» **Task details**
Please output the records below in full, exactly as given, but without the images.

-*-

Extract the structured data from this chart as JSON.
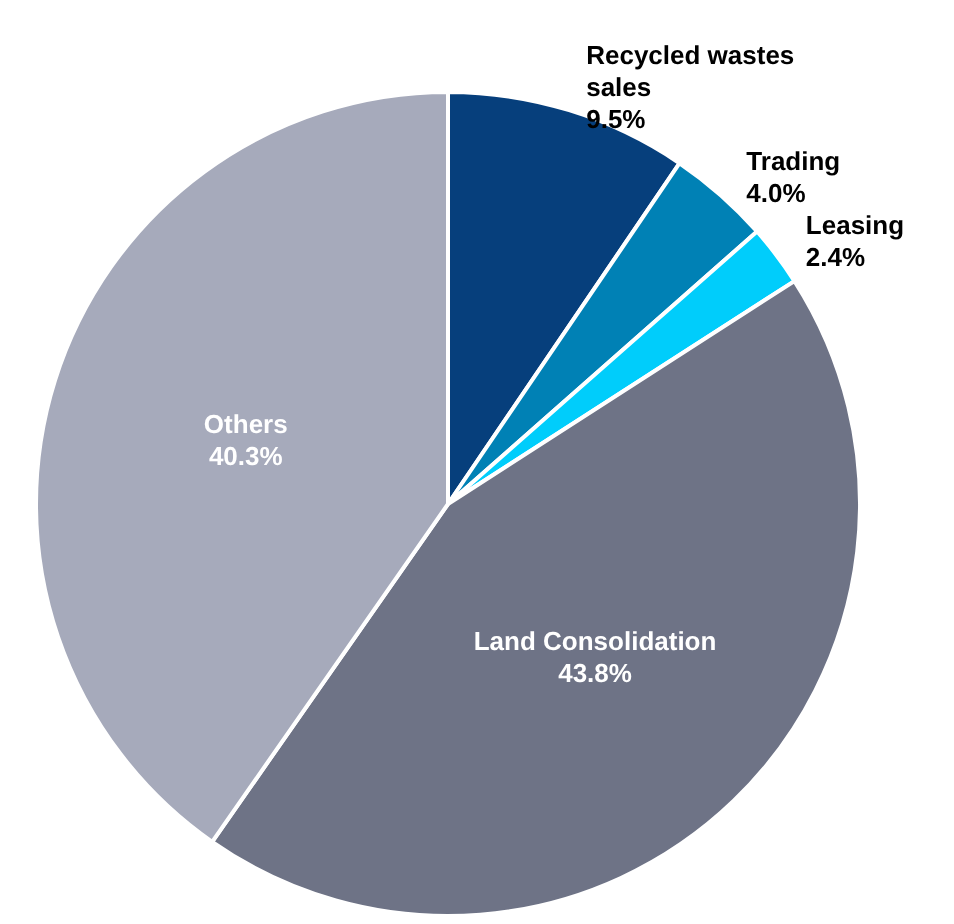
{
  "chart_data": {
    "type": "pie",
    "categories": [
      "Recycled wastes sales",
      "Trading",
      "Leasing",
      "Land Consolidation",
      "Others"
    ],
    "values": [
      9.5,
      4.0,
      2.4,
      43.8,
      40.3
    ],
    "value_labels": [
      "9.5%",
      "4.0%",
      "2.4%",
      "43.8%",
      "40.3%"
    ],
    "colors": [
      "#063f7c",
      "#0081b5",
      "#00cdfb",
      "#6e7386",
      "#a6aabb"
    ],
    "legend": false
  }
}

-*-

» **Solution for this task**
Extract the structured data from this chart as JSON.
{
  "chart_data": {
    "type": "pie",
    "categories": [
      "Recycled wastes sales",
      "Trading",
      "Leasing",
      "Land Consolidation",
      "Others"
    ],
    "values": [
      9.5,
      4.0,
      2.4,
      43.8,
      40.3
    ],
    "value_labels": [
      "9.5%",
      "4.0%",
      "2.4%",
      "43.8%",
      "40.3%"
    ],
    "colors": [
      "#063f7c",
      "#0081b5",
      "#00cdfb",
      "#6e7386",
      "#a6aabb"
    ],
    "legend": false
  }
}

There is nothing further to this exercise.